▶ _Short exercise_
Search the listing for the string "Ecosystem" and copy every line that contains it.
-- Begin --
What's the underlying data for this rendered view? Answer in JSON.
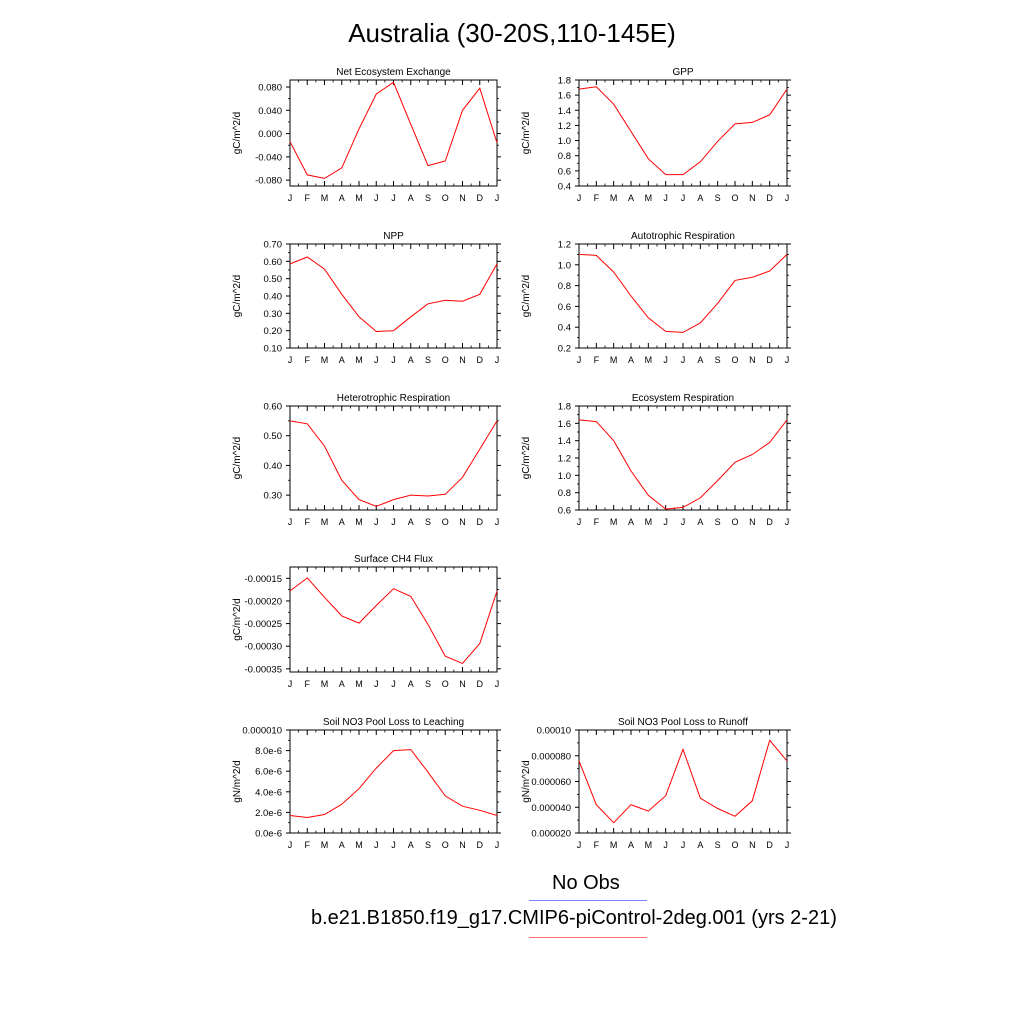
{
  "title": "Australia (30-20S,110-145E)",
  "legend": {
    "obs_label": "No Obs",
    "obs_color": "#8080ff",
    "model_label": "b.e21.B1850.f19_g17.CMIP6-piControl-2deg.001 (yrs 2-21)",
    "model_color": "#ff0000"
  },
  "chart_data": [
    {
      "type": "line",
      "title": "Net Ecosystem Exchange",
      "ylabel": "gC/m^2/d",
      "x": [
        "J",
        "F",
        "M",
        "A",
        "M",
        "J",
        "J",
        "A",
        "S",
        "O",
        "N",
        "D",
        "J"
      ],
      "ylim": [
        -0.09,
        0.092
      ],
      "yticks": [
        -0.08,
        -0.04,
        0.0,
        0.04,
        0.08
      ],
      "ytick_labels": [
        "-0.080",
        "-0.040",
        "0.000",
        "0.040",
        "0.080"
      ],
      "series": [
        {
          "values": [
            -0.014,
            -0.071,
            -0.077,
            -0.059,
            0.008,
            0.068,
            0.088,
            0.016,
            -0.055,
            -0.047,
            0.04,
            0.078,
            -0.016
          ]
        }
      ]
    },
    {
      "type": "line",
      "title": "GPP",
      "ylabel": "gC/m^2/d",
      "x": [
        "J",
        "F",
        "M",
        "A",
        "M",
        "J",
        "J",
        "A",
        "S",
        "O",
        "N",
        "D",
        "J"
      ],
      "ylim": [
        0.4,
        1.8
      ],
      "yticks": [
        0.4,
        0.6,
        0.8,
        1.0,
        1.2,
        1.4,
        1.6,
        1.8
      ],
      "ytick_labels": [
        "0.4",
        "0.6",
        "0.8",
        "1.0",
        "1.2",
        "1.4",
        "1.6",
        "1.8"
      ],
      "series": [
        {
          "values": [
            1.68,
            1.71,
            1.48,
            1.12,
            0.76,
            0.55,
            0.55,
            0.72,
            0.99,
            1.22,
            1.24,
            1.34,
            1.68
          ]
        }
      ]
    },
    {
      "type": "line",
      "title": "NPP",
      "ylabel": "gC/m^2/d",
      "x": [
        "J",
        "F",
        "M",
        "A",
        "M",
        "J",
        "J",
        "A",
        "S",
        "O",
        "N",
        "D",
        "J"
      ],
      "ylim": [
        0.1,
        0.7
      ],
      "yticks": [
        0.1,
        0.2,
        0.3,
        0.4,
        0.5,
        0.6,
        0.7
      ],
      "ytick_labels": [
        "0.10",
        "0.20",
        "0.30",
        "0.40",
        "0.50",
        "0.60",
        "0.70"
      ],
      "series": [
        {
          "values": [
            0.585,
            0.625,
            0.555,
            0.41,
            0.28,
            0.195,
            0.2,
            0.28,
            0.355,
            0.375,
            0.37,
            0.41,
            0.585
          ]
        }
      ]
    },
    {
      "type": "line",
      "title": "Autotrophic Respiration",
      "ylabel": "gC/m^2/d",
      "x": [
        "J",
        "F",
        "M",
        "A",
        "M",
        "J",
        "J",
        "A",
        "S",
        "O",
        "N",
        "D",
        "J"
      ],
      "ylim": [
        0.2,
        1.2
      ],
      "yticks": [
        0.2,
        0.4,
        0.6,
        0.8,
        1.0,
        1.2
      ],
      "ytick_labels": [
        "0.2",
        "0.4",
        "0.6",
        "0.8",
        "1.0",
        "1.2"
      ],
      "series": [
        {
          "values": [
            1.1,
            1.09,
            0.93,
            0.7,
            0.49,
            0.36,
            0.35,
            0.44,
            0.63,
            0.85,
            0.88,
            0.94,
            1.1
          ]
        }
      ]
    },
    {
      "type": "line",
      "title": "Heterotrophic Respiration",
      "ylabel": "gC/m^2/d",
      "x": [
        "J",
        "F",
        "M",
        "A",
        "M",
        "J",
        "J",
        "A",
        "S",
        "O",
        "N",
        "D",
        "J"
      ],
      "ylim": [
        0.25,
        0.6
      ],
      "yticks": [
        0.3,
        0.4,
        0.5,
        0.6
      ],
      "ytick_labels": [
        "0.30",
        "0.40",
        "0.50",
        "0.60"
      ],
      "series": [
        {
          "values": [
            0.55,
            0.54,
            0.465,
            0.35,
            0.285,
            0.262,
            0.285,
            0.3,
            0.297,
            0.303,
            0.36,
            0.455,
            0.55
          ]
        }
      ]
    },
    {
      "type": "line",
      "title": "Ecosystem Respiration",
      "ylabel": "gC/m^2/d",
      "x": [
        "J",
        "F",
        "M",
        "A",
        "M",
        "J",
        "J",
        "A",
        "S",
        "O",
        "N",
        "D",
        "J"
      ],
      "ylim": [
        0.6,
        1.8
      ],
      "yticks": [
        0.6,
        0.8,
        1.0,
        1.2,
        1.4,
        1.6,
        1.8
      ],
      "ytick_labels": [
        "0.6",
        "0.8",
        "1.0",
        "1.2",
        "1.4",
        "1.6",
        "1.8"
      ],
      "series": [
        {
          "values": [
            1.64,
            1.62,
            1.4,
            1.05,
            0.77,
            0.61,
            0.63,
            0.74,
            0.94,
            1.15,
            1.24,
            1.38,
            1.64
          ]
        }
      ]
    },
    {
      "type": "line",
      "title": "Surface CH4 Flux",
      "ylabel": "gC/m^2/d",
      "x": [
        "J",
        "F",
        "M",
        "A",
        "M",
        "J",
        "J",
        "A",
        "S",
        "O",
        "N",
        "D",
        "J"
      ],
      "ylim": [
        -0.000357,
        -0.000125
      ],
      "yticks": [
        -0.00035,
        -0.0003,
        -0.00025,
        -0.0002,
        -0.00015
      ],
      "ytick_labels": [
        "-0.00035",
        "-0.00030",
        "-0.00025",
        "-0.00020",
        "-0.00015"
      ],
      "series": [
        {
          "values": [
            -0.000178,
            -0.000149,
            -0.000192,
            -0.000233,
            -0.000249,
            -0.00021,
            -0.000173,
            -0.00019,
            -0.000252,
            -0.000322,
            -0.000338,
            -0.000294,
            -0.000178
          ]
        }
      ]
    },
    {
      "type": "line",
      "title": "Soil NO3 Pool Loss to Leaching",
      "ylabel": "gN/m^2/d",
      "x": [
        "J",
        "F",
        "M",
        "A",
        "M",
        "J",
        "J",
        "A",
        "S",
        "O",
        "N",
        "D",
        "J"
      ],
      "ylim": [
        0.0,
        1e-05
      ],
      "yticks": [
        0.0,
        2e-06,
        4e-06,
        6e-06,
        8e-06,
        1e-05
      ],
      "ytick_labels": [
        "0.0e-6",
        "2.0e-6",
        "4.0e-6",
        "6.0e-6",
        "8.0e-6",
        "0.000010"
      ],
      "series": [
        {
          "values": [
            1.7e-06,
            1.5e-06,
            1.8e-06,
            2.8e-06,
            4.3e-06,
            6.3e-06,
            8e-06,
            8.1e-06,
            5.9e-06,
            3.6e-06,
            2.6e-06,
            2.2e-06,
            1.7e-06
          ]
        }
      ]
    },
    {
      "type": "line",
      "title": "Soil NO3 Pool Loss to Runoff",
      "ylabel": "gN/m^2/d",
      "x": [
        "J",
        "F",
        "M",
        "A",
        "M",
        "J",
        "J",
        "A",
        "S",
        "O",
        "N",
        "D",
        "J"
      ],
      "ylim": [
        2e-05,
        0.0001
      ],
      "yticks": [
        2e-05,
        4e-05,
        6e-05,
        8e-05,
        0.0001
      ],
      "ytick_labels": [
        "0.000020",
        "0.000040",
        "0.000060",
        "0.000080",
        "0.00010"
      ],
      "series": [
        {
          "values": [
            7.6e-05,
            4.2e-05,
            2.8e-05,
            4.2e-05,
            3.7e-05,
            4.9e-05,
            8.5e-05,
            4.7e-05,
            3.9e-05,
            3.3e-05,
            4.5e-05,
            9.2e-05,
            7.6e-05
          ]
        }
      ]
    }
  ]
}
-- End --
▶ _Exercise answer_
      "title": "Net Ecosystem Exchange",
      "title": "Ecosystem Respiration",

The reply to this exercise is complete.